[TASK PROMPT] Lift out all lines below that contain "this".
— START ENTRIES SHOWN —
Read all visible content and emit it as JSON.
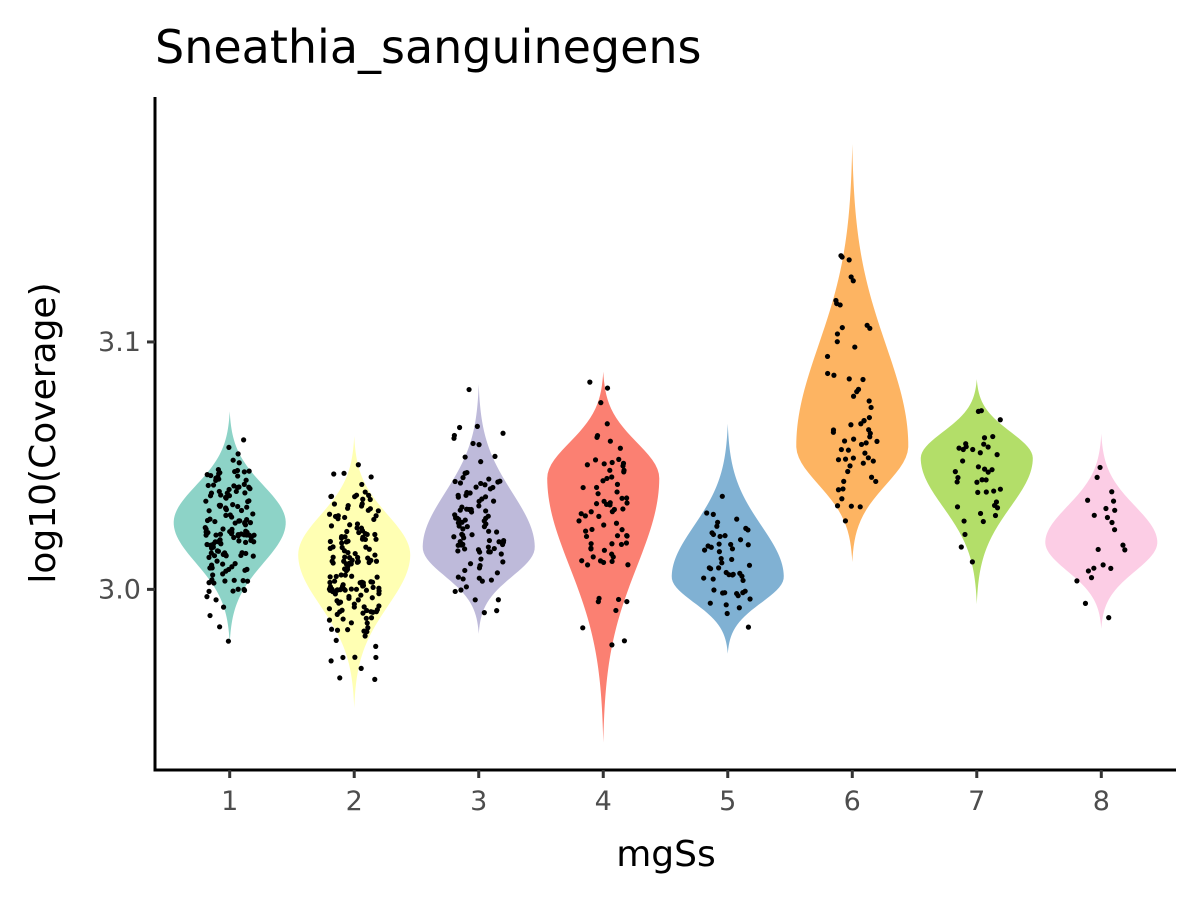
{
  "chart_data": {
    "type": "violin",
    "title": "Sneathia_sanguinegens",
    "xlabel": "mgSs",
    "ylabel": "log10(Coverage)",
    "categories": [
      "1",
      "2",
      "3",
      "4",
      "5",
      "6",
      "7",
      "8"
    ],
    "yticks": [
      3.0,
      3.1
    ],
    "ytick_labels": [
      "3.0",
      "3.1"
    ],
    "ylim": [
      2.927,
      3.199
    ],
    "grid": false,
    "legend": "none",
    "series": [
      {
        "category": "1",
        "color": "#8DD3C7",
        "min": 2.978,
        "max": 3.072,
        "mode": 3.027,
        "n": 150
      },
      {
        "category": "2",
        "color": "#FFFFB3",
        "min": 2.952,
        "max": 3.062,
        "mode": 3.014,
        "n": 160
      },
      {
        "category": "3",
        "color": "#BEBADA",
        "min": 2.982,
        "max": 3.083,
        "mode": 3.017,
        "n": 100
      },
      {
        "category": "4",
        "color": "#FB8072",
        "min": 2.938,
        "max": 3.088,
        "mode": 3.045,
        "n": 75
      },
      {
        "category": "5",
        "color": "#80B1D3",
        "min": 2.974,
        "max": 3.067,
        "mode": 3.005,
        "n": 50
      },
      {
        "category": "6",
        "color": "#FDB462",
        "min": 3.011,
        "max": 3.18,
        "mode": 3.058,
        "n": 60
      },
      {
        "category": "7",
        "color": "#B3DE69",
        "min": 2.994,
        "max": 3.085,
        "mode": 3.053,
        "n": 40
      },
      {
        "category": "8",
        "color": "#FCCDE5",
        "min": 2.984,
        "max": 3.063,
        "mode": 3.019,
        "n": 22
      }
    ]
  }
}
— END ENTRIES SHOWN —
— START ENTRIES SHOWN —
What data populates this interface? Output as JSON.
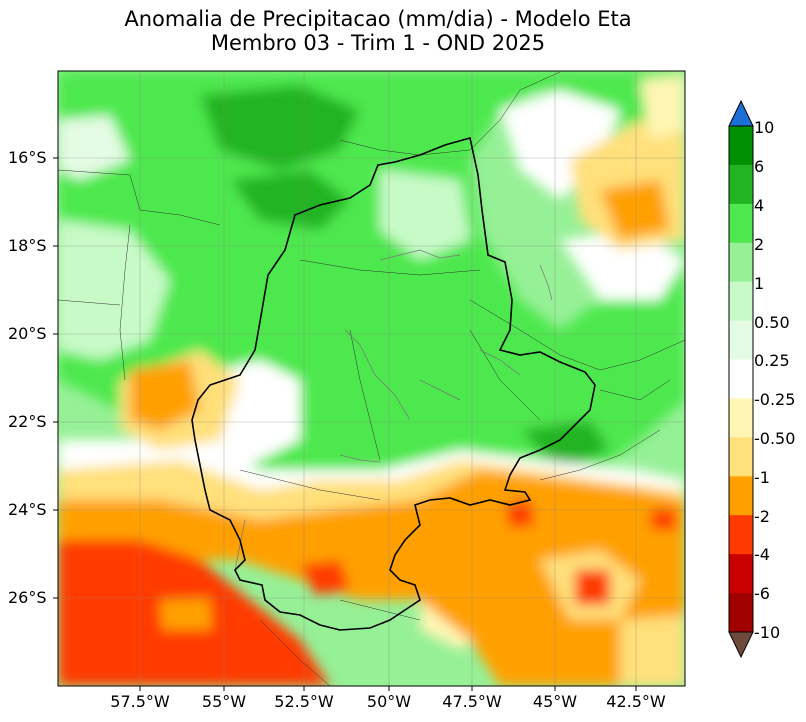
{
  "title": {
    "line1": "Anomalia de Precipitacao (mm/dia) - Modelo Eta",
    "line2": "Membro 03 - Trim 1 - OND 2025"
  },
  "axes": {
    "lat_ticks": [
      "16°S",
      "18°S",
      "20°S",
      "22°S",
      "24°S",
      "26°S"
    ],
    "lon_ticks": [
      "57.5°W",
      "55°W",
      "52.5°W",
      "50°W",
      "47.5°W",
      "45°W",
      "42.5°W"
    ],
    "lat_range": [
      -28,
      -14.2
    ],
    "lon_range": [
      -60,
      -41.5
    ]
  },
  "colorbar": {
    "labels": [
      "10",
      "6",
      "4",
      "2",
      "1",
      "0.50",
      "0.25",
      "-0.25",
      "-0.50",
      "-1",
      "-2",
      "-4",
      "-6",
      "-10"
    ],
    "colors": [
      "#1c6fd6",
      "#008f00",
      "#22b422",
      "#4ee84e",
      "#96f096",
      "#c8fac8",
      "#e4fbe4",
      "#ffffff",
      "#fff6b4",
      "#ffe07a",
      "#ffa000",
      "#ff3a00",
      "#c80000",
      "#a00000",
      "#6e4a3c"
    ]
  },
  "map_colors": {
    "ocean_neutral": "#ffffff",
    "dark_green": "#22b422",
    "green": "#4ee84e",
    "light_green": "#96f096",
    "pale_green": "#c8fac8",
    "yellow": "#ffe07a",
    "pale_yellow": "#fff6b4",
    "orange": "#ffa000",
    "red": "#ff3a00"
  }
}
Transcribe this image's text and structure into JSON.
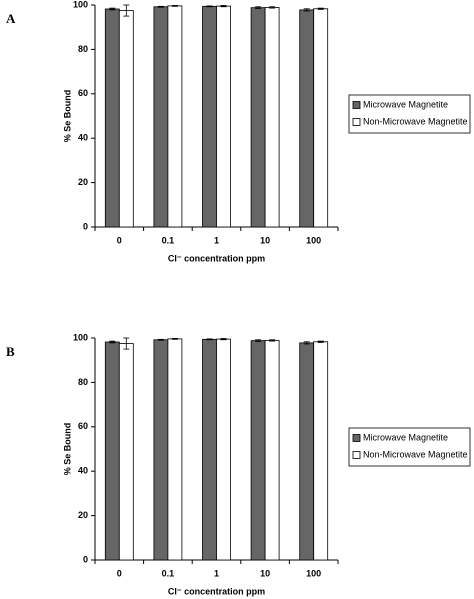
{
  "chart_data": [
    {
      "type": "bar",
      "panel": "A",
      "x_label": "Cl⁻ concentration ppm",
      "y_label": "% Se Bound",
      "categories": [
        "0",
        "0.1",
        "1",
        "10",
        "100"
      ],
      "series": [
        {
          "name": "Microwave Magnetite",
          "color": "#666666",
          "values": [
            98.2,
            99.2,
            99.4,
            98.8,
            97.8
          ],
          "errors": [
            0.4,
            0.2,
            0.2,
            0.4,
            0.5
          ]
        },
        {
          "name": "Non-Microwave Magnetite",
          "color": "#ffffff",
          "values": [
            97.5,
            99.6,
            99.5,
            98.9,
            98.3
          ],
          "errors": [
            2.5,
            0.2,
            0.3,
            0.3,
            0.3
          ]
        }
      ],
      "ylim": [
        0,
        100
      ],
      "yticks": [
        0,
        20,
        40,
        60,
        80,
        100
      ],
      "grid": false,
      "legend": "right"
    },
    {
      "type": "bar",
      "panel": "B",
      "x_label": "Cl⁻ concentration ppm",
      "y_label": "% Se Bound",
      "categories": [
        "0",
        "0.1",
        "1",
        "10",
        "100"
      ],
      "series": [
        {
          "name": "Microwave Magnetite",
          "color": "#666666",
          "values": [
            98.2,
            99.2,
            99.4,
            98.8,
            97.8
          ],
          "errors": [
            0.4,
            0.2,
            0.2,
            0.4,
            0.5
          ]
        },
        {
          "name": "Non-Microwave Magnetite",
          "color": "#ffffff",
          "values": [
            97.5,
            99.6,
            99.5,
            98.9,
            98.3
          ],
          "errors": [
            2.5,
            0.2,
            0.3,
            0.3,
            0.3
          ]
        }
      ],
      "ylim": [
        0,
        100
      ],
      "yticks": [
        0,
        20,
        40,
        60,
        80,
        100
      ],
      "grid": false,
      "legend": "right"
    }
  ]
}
— END ENTRIES SHOWN —
[WRITTEN RESPONSE]
What data populates this interface? Output as JSON.
Transcribe this image's text and structure into JSON.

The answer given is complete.